> **Objective**: Across the material below, how many lines contain the word "Token"? Give only the number.

> **Extracted data**:
++++++
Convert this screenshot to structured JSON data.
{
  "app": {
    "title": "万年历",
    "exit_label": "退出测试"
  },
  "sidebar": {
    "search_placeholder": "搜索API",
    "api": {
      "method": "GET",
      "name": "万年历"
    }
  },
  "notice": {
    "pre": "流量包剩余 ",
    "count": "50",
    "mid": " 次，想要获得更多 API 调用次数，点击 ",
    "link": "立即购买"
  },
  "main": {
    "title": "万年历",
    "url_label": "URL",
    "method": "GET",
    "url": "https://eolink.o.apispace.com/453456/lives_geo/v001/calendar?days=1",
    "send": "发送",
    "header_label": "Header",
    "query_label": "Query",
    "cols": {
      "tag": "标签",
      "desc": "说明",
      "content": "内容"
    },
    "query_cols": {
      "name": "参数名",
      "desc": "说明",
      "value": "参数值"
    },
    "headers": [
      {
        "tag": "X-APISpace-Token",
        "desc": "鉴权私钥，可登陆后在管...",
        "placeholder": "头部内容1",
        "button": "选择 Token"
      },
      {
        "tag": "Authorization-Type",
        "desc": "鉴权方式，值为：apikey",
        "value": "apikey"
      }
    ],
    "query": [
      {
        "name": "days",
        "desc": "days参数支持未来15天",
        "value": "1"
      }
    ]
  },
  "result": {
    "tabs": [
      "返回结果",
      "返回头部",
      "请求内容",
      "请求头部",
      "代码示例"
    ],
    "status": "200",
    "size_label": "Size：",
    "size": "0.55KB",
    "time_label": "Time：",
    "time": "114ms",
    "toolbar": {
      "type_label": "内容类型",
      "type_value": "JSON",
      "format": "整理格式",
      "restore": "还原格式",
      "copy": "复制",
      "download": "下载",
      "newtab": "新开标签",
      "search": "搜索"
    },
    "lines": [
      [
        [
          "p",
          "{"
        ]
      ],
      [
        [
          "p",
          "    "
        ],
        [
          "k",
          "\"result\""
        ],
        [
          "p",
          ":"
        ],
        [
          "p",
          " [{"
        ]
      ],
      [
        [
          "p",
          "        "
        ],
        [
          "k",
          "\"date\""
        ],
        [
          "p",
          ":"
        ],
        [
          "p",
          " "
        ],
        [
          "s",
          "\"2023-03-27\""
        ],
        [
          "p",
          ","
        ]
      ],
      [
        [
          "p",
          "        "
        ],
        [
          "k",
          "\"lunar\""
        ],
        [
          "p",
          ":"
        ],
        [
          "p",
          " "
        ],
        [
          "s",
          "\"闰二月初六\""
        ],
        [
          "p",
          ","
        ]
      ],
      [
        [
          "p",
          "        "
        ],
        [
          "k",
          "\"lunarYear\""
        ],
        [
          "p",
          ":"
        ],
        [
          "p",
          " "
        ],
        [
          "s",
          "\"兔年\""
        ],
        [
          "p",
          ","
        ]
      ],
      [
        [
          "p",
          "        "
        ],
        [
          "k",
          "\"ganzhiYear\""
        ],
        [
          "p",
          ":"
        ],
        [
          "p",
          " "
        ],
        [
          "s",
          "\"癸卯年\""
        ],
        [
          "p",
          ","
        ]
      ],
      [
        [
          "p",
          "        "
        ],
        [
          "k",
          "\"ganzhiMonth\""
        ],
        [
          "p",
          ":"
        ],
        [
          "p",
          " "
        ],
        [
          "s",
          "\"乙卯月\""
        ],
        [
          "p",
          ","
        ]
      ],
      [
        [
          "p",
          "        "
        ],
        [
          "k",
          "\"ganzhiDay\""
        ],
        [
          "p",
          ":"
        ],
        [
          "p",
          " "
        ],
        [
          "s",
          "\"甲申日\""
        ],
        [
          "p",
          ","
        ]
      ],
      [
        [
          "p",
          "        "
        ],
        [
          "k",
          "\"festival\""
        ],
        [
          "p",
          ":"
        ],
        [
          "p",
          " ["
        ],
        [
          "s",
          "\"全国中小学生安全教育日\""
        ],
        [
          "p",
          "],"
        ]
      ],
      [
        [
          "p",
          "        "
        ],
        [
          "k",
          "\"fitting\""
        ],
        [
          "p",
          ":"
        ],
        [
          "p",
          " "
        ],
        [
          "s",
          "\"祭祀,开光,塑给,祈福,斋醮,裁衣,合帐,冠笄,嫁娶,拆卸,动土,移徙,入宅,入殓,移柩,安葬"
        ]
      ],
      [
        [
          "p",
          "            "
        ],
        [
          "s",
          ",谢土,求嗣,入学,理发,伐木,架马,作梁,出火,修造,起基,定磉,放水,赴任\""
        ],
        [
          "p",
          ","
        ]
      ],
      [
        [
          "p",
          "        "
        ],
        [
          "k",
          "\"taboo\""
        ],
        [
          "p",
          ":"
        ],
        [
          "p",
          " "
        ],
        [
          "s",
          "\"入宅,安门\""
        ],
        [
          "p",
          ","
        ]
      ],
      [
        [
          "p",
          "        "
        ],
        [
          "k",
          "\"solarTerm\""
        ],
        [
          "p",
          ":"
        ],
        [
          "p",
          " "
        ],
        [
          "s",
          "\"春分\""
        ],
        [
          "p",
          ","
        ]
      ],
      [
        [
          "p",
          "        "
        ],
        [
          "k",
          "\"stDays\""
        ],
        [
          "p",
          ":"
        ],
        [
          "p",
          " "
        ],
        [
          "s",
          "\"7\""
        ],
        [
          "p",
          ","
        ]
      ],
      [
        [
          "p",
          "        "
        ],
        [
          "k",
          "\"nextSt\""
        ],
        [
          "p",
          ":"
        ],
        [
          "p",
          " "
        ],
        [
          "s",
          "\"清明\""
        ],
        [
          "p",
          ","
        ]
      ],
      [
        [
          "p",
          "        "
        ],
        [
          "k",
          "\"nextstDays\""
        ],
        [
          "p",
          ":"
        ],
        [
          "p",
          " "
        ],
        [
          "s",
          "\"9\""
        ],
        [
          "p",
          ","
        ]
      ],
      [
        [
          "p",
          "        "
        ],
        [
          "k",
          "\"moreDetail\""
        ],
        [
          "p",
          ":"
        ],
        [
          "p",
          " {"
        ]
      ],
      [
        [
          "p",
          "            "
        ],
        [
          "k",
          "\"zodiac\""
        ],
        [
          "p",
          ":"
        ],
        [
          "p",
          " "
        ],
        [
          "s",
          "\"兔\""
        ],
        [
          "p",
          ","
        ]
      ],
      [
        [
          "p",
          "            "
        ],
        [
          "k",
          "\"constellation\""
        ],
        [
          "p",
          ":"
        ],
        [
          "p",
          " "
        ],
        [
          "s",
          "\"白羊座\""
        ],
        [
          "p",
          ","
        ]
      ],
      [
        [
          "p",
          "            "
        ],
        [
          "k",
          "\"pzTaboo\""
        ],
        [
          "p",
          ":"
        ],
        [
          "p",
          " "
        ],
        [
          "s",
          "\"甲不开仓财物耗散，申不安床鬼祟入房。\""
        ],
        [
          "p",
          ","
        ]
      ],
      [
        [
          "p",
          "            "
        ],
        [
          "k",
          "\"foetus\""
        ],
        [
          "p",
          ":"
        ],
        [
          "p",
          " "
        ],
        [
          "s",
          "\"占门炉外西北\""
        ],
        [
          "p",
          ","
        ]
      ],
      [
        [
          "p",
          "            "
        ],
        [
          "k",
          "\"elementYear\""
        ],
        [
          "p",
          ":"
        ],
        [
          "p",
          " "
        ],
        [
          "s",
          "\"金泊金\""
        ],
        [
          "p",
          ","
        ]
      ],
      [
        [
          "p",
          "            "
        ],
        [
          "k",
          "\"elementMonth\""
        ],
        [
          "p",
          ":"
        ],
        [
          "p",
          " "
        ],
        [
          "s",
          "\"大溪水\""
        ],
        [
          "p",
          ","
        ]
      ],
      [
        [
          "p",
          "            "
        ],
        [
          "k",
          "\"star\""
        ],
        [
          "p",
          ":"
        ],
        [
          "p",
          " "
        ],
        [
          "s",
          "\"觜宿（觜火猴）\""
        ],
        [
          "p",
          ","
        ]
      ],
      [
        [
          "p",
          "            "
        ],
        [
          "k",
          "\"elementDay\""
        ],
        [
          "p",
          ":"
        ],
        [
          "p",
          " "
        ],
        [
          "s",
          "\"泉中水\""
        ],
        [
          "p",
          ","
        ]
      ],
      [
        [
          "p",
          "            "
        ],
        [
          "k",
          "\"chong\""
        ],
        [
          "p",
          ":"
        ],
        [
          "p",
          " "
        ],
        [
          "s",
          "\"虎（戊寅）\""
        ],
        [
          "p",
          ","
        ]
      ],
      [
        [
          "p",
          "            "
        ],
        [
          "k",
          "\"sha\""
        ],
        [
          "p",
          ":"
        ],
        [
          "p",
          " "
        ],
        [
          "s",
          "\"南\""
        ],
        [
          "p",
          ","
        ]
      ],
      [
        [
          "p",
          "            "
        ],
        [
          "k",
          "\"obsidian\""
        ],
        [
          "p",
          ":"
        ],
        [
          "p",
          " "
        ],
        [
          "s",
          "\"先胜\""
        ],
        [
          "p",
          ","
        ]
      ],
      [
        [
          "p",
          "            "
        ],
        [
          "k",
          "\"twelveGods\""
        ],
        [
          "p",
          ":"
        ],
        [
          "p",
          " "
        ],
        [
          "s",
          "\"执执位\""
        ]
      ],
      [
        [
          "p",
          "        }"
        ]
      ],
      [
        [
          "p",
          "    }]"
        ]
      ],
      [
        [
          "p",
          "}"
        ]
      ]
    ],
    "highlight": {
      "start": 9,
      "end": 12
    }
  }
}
++++++
> **Solution to the exercise**: 2